=== THE RECORDS ===
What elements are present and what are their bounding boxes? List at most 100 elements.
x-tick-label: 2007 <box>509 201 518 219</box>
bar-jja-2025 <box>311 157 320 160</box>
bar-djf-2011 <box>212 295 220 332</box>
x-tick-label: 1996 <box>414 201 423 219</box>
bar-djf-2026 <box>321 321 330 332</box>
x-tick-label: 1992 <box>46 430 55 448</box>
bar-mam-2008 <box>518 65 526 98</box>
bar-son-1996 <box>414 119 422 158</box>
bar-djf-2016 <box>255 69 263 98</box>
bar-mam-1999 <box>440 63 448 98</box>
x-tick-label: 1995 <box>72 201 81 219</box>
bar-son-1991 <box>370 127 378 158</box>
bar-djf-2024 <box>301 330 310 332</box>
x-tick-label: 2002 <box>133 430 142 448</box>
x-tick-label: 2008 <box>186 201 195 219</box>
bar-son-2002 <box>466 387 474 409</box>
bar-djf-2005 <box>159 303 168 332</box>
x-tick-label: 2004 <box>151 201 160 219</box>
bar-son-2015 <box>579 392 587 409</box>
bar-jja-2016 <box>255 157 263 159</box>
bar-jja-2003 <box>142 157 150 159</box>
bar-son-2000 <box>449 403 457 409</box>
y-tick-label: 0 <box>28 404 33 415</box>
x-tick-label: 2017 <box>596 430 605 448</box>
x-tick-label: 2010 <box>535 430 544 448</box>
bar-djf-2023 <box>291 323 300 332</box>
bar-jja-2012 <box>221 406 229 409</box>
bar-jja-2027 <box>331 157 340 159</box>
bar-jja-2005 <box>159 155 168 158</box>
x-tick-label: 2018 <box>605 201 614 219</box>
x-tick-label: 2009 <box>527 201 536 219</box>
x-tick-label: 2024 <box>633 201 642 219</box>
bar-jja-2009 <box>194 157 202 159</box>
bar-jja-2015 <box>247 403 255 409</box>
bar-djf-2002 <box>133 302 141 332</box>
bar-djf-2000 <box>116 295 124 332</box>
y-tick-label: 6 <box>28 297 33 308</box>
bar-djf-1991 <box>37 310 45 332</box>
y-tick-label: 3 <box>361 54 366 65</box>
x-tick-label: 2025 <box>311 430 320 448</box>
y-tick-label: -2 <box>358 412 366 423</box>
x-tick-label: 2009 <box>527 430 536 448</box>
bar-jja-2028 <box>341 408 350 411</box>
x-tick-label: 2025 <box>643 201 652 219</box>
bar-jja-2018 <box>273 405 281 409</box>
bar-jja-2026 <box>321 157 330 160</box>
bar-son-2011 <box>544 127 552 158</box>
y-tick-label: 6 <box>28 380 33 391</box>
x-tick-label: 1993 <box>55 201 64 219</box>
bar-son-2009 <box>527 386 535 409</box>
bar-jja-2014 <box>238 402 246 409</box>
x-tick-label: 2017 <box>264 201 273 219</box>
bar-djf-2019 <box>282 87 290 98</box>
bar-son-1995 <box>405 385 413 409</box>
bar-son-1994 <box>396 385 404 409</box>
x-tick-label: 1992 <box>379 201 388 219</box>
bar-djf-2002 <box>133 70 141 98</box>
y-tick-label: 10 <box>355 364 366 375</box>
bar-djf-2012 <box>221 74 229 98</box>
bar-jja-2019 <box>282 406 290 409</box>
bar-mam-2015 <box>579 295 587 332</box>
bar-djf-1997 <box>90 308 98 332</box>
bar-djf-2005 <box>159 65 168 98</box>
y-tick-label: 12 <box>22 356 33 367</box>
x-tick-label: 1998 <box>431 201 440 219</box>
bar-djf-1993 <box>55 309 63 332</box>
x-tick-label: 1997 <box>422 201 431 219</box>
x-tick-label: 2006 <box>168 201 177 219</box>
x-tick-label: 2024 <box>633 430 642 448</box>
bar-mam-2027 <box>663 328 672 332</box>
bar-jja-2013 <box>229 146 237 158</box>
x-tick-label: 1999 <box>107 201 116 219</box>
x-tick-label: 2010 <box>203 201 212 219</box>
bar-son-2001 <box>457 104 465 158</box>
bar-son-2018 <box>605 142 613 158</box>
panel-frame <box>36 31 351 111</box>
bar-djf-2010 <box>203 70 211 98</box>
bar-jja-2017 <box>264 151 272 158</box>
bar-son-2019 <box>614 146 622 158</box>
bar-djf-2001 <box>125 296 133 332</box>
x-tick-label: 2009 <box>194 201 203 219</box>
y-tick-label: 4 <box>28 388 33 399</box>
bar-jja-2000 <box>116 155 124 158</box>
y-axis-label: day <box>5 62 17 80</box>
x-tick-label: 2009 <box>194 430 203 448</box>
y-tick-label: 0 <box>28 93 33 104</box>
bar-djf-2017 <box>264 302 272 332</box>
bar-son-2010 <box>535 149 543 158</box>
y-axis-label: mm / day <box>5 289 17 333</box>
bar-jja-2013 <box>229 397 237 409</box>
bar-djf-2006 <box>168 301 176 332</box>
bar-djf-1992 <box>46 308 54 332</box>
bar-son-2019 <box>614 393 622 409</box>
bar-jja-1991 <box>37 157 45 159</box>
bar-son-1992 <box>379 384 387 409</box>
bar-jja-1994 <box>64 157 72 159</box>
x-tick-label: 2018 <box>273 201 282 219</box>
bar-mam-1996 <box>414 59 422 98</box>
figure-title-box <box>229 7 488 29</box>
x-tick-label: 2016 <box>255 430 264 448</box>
===
• [AIM]: Convert each line of the material above into a string in a JSON list, one string per line, with blank lines left out.

• [ANSWER FOR THIS EXERCISE]:
[
  "What elements are present and what are their bounding boxes? List at most 100 elements.",
  "x-tick-label: 2007 <box>509 201 518 219</box>",
  "bar-jja-2025 <box>311 157 320 160</box>",
  "bar-djf-2011 <box>212 295 220 332</box>",
  "x-tick-label: 1996 <box>414 201 423 219</box>",
  "bar-djf-2026 <box>321 321 330 332</box>",
  "x-tick-label: 1992 <box>46 430 55 448</box>",
  "bar-mam-2008 <box>518 65 526 98</box>",
  "bar-son-1996 <box>414 119 422 158</box>",
  "bar-djf-2016 <box>255 69 263 98</box>",
  "bar-mam-1999 <box>440 63 448 98</box>",
  "x-tick-label: 1995 <box>72 201 81 219</box>",
  "bar-son-1991 <box>370 127 378 158</box>",
  "bar-djf-2024 <box>301 330 310 332</box>",
  "x-tick-label: 2002 <box>133 430 142 448</box>",
  "x-tick-label: 2008 <box>186 201 195 219</box>",
  "bar-son-2002 <box>466 387 474 409</box>",
  "bar-djf-2005 <box>159 303 168 332</box>",
  "x-tick-label: 2004 <box>151 201 160 219</box>",
  "bar-son-2015 <box>579 392 587 409</box>",
  "bar-jja-2016 <box>255 157 263 159</box>",
  "bar-jja-2003 <box>142 157 150 159</box>",
  "bar-son-2000 <box>449 403 457 409</box>",
  "y-tick-label: 0 <box>28 404 33 415</box>",
  "x-tick-label: 2017 <box>596 430 605 448</box>",
  "x-tick-label: 2010 <box>535 430 544 448</box>",
  "bar-djf-2023 <box>291 323 300 332</box>",
  "bar-jja-2012 <box>221 406 229 409</box>",
  "bar-jja-2027 <box>331 157 340 159</box>",
  "bar-jja-2005 <box>159 155 168 158</box>",
  "x-tick-label: 2018 <box>605 201 614 219</box>",
  "x-tick-label: 2009 <box>527 201 536 219</box>",
  "x-tick-label: 2024 <box>633 201 642 219</box>",
  "bar-jja-2009 <box>194 157 202 159</box>",
  "bar-jja-2015 <box>247 403 255 409</box>",
  "bar-djf-2002 <box>133 302 141 332</box>",
  "bar-djf-2000 <box>116 295 124 332</box>",
  "y-tick-label: 6 <box>28 297 33 308</box>",
  "bar-djf-1991 <box>37 310 45 332</box>",
  "y-tick-label: 3 <box>361 54 366 65</box>",
  "x-tick-label: 2025 <box>311 430 320 448</box>",
  "y-tick-label: -2 <box>358 412 366 423</box>",
  "x-tick-label: 2009 <box>527 430 536 448</box>",
  "bar-jja-2028 <box>341 408 350 411</box>",
  "x-tick-label: 2025 <box>643 201 652 219</box>",
  "bar-jja-2018 <box>273 405 281 409</box>",
  "bar-jja-2026 <box>321 157 330 160</box>",
  "bar-son-2011 <box>544 127 552 158</box>",
  "y-tick-label: 6 <box>28 380 33 391</box>",
  "x-tick-label: 1993 <box>55 201 64 219</box>",
  "bar-son-2009 <box>527 386 535 409</box>",
  "bar-jja-2014 <box>238 402 246 409</box>",
  "x-tick-label: 2017 <box>264 201 273 219</box>",
  "bar-djf-2019 <box>282 87 290 98</box>",
  "bar-son-1995 <box>405 385 413 409</box>",
  "bar-son-1994 <box>396 385 404 409</box>",
  "x-tick-label: 1992 <box>379 201 388 219</box>",
  "bar-djf-2002 <box>133 70 141 98</box>",
  "y-tick-label: 10 <box>355 364 366 375</box>",
  "bar-djf-2012 <box>221 74 229 98</box>",
  "bar-jja-2019 <box>282 406 290 409</box>",
  "bar-mam-2015 <box>579 295 587 332</box>",
  "bar-djf-1997 <box>90 308 98 332</box>",
  "bar-djf-2005 <box>159 65 168 98</box>",
  "y-tick-label: 12 <box>22 356 33 367</box>",
  "x-tick-label: 1998 <box>431 201 440 219</box>",
  "bar-djf-1993 <box>55 309 63 332</box>",
  "x-tick-label: 1997 <box>422 201 431 219</box>",
  "x-tick-label: 2006 <box>168 201 177 219</box>",
  "x-tick-label: 2024 <box>633 430 642 448</box>",
  "bar-mam-2027 <box>663 328 672 332</box>",
  "bar-jja-2013 <box>229 146 237 158</box>",
  "x-tick-label: 1999 <box>107 201 116 219</box>",
  "x-tick-label: 2010 <box>203 201 212 219</box>",
  "bar-son-2001 <box>457 104 465 158</box>",
  "bar-son-2018 <box>605 142 613 158</box>",
  "panel-frame <box>36 31 351 111</box>",
  "bar-djf-2010 <box>203 70 211 98</box>",
  "bar-jja-2017 <box>264 151 272 158</box>",
  "bar-son-2019 <box>614 146 622 158</box>",
  "bar-djf-2001 <box>125 296 133 332</box>",
  "x-tick-label: 2009 <box>194 201 203 219</box>",
  "y-tick-label: 4 <box>28 388 33 399</box>",
  "bar-jja-2000 <box>116 155 124 158</box>",
  "y-axis-label: day <box>5 62 17 80</box>",
  "x-tick-label: 2009 <box>194 430 203 448</box>",
  "y-tick-label: 0 <box>28 93 33 104</box>",
  "bar-djf-2017 <box>264 302 272 332</box>",
  "bar-son-2010 <box>535 149 543 158</box>",
  "y-axis-label: mm / day <box>5 289 17 333</box>",
  "bar-jja-2013 <box>229 397 237 409</box>",
  "bar-djf-2006 <box>168 301 176 332</box>",
  "bar-djf-1992 <box>46 308 54 332</box>",
  "bar-son-2019 <box>614 393 622 409</box>",
  "bar-jja-1991 <box>37 157 45 159</box>",
  "bar-son-1992 <box>379 384 387 409</box>",
  "bar-jja-1994 <box>64 157 72 159</box>",
  "x-tick-label: 2018 <box>273 201 282 219</box>",
  "bar-mam-1996 <box>414 59 422 98</box>",
  "figure-title-box <box>229 7 488 29</box>",
  "x-tick-label: 2016 <box>255 430 264 448</box>"
]